_THE PROBLEM_: Write out all the data again, exactly as it stands.

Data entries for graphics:

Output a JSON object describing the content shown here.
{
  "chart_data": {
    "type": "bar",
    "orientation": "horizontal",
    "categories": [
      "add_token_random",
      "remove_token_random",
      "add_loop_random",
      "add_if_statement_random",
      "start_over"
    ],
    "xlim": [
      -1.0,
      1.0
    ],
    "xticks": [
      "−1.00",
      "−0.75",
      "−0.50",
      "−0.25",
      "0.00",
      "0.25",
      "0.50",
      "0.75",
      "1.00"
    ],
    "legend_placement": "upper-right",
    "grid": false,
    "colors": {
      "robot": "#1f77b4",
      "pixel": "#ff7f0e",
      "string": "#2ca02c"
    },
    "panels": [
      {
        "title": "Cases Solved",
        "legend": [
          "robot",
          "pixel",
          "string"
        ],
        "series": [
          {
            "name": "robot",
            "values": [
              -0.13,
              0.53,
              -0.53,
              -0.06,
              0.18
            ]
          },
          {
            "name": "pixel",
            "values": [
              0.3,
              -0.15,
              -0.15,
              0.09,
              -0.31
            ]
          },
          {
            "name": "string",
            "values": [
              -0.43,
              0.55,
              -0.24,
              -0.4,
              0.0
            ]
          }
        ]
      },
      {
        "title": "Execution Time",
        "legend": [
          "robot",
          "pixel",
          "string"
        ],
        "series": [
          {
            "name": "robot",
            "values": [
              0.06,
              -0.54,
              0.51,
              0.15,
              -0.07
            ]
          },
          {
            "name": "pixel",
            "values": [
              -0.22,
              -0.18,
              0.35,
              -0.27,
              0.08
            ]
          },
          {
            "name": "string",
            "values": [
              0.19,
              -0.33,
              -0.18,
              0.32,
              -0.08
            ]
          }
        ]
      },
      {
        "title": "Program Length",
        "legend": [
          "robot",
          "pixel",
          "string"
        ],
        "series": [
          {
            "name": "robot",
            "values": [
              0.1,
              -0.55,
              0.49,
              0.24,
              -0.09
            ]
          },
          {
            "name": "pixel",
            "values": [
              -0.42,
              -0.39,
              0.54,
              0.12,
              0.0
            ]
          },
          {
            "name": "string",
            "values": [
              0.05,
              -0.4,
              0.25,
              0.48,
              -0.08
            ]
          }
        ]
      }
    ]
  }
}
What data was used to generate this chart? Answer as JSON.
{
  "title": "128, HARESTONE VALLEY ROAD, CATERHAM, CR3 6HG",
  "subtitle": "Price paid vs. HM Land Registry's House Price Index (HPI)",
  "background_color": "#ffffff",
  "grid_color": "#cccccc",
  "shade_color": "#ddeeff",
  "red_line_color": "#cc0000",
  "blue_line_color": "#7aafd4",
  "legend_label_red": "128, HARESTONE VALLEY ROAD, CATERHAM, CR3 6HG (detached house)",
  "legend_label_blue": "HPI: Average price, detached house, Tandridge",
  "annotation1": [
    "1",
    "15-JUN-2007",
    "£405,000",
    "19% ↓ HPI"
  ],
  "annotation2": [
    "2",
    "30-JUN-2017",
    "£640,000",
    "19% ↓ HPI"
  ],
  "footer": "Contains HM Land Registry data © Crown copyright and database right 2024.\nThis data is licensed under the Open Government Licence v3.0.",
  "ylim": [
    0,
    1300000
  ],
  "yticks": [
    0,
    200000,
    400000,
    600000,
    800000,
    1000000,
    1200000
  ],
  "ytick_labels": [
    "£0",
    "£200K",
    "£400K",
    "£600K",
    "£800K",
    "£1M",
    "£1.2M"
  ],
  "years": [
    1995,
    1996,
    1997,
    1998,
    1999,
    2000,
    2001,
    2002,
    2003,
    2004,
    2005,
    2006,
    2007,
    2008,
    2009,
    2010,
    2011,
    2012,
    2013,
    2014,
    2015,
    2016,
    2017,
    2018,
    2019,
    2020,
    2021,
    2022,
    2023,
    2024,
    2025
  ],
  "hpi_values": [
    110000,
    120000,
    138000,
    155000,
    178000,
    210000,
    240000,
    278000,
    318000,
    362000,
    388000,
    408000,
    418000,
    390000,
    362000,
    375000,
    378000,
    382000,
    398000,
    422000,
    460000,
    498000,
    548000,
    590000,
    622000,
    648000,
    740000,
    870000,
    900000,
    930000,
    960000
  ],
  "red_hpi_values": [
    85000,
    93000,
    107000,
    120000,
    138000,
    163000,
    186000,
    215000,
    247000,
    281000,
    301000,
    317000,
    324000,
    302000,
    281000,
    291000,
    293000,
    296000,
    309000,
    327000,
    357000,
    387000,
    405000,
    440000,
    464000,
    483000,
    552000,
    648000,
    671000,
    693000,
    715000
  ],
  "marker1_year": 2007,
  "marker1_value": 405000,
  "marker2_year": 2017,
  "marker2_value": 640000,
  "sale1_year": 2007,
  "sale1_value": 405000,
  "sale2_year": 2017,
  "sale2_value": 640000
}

_ANSWER TO THE TASK_:
Output a JSON object describing the content shown here.
{
  "chart_data": {
    "type": "bar",
    "orientation": "horizontal",
    "categories": [
      "add_token_random",
      "remove_token_random",
      "add_loop_random",
      "add_if_statement_random",
      "start_over"
    ],
    "xlim": [
      -1.0,
      1.0
    ],
    "xticks": [
      "−1.00",
      "−0.75",
      "−0.50",
      "−0.25",
      "0.00",
      "0.25",
      "0.50",
      "0.75",
      "1.00"
    ],
    "legend_placement": "upper-right",
    "grid": false,
    "colors": {
      "robot": "#1f77b4",
      "pixel": "#ff7f0e",
      "string": "#2ca02c"
    },
    "panels": [
      {
        "title": "Cases Solved",
        "legend": [
          "robot",
          "pixel",
          "string"
        ],
        "series": [
          {
            "name": "robot",
            "values": [
              -0.13,
              0.53,
              -0.53,
              -0.06,
              0.18
            ]
          },
          {
            "name": "pixel",
            "values": [
              0.3,
              -0.15,
              -0.15,
              0.09,
              -0.31
            ]
          },
          {
            "name": "string",
            "values": [
              -0.43,
              0.55,
              -0.24,
              -0.4,
              0.0
            ]
          }
        ]
      },
      {
        "title": "Execution Time",
        "legend": [
          "robot",
          "pixel",
          "string"
        ],
        "series": [
          {
            "name": "robot",
            "values": [
              0.06,
              -0.54,
              0.51,
              0.15,
              -0.07
            ]
          },
          {
            "name": "pixel",
            "values": [
              -0.22,
              -0.18,
              0.35,
              -0.27,
              0.08
            ]
          },
          {
            "name": "string",
            "values": [
              0.19,
              -0.33,
              -0.18,
              0.32,
              -0.08
            ]
          }
        ]
      },
      {
        "title": "Program Length",
        "legend": [
          "robot",
          "pixel",
          "string"
        ],
        "series": [
          {
            "name": "robot",
            "values": [
              0.1,
              -0.55,
              0.49,
              0.24,
              -0.09
            ]
          },
          {
            "name": "pixel",
            "values": [
              -0.42,
              -0.39,
              0.54,
              0.12,
              0.0
            ]
          },
          {
            "name": "string",
            "values": [
              0.05,
              -0.4,
              0.25,
              0.48,
              -0.08
            ]
          }
        ]
      }
    ]
  }
}
What data was used to generate this chart? Answer as JSON.
{
  "title": "128, HARESTONE VALLEY ROAD, CATERHAM, CR3 6HG",
  "subtitle": "Price paid vs. HM Land Registry's House Price Index (HPI)",
  "background_color": "#ffffff",
  "grid_color": "#cccccc",
  "shade_color": "#ddeeff",
  "red_line_color": "#cc0000",
  "blue_line_color": "#7aafd4",
  "legend_label_red": "128, HARESTONE VALLEY ROAD, CATERHAM, CR3 6HG (detached house)",
  "legend_label_blue": "HPI: Average price, detached house, Tandridge",
  "annotation1": [
    "1",
    "15-JUN-2007",
    "£405,000",
    "19% ↓ HPI"
  ],
  "annotation2": [
    "2",
    "30-JUN-2017",
    "£640,000",
    "19% ↓ HPI"
  ],
  "footer": "Contains HM Land Registry data © Crown copyright and database right 2024.\nThis data is licensed under the Open Government Licence v3.0.",
  "ylim": [
    0,
    1300000
  ],
  "yticks": [
    0,
    200000,
    400000,
    600000,
    800000,
    1000000,
    1200000
  ],
  "ytick_labels": [
    "£0",
    "£200K",
    "£400K",
    "£600K",
    "£800K",
    "£1M",
    "£1.2M"
  ],
  "years": [
    1995,
    1996,
    1997,
    1998,
    1999,
    2000,
    2001,
    2002,
    2003,
    2004,
    2005,
    2006,
    2007,
    2008,
    2009,
    2010,
    2011,
    2012,
    2013,
    2014,
    2015,
    2016,
    2017,
    2018,
    2019,
    2020,
    2021,
    2022,
    2023,
    2024,
    2025
  ],
  "hpi_values": [
    110000,
    120000,
    138000,
    155000,
    178000,
    210000,
    240000,
    278000,
    318000,
    362000,
    388000,
    408000,
    418000,
    390000,
    362000,
    375000,
    378000,
    382000,
    398000,
    422000,
    460000,
    498000,
    548000,
    590000,
    622000,
    648000,
    740000,
    870000,
    900000,
    930000,
    960000
  ],
  "red_hpi_values": [
    85000,
    93000,
    107000,
    120000,
    138000,
    163000,
    186000,
    215000,
    247000,
    281000,
    301000,
    317000,
    324000,
    302000,
    281000,
    291000,
    293000,
    296000,
    309000,
    327000,
    357000,
    387000,
    405000,
    440000,
    464000,
    483000,
    552000,
    648000,
    671000,
    693000,
    715000
  ],
  "marker1_year": 2007,
  "marker1_value": 405000,
  "marker2_year": 2017,
  "marker2_value": 640000,
  "sale1_year": 2007,
  "sale1_value": 405000,
  "sale2_year": 2017,
  "sale2_value": 640000
}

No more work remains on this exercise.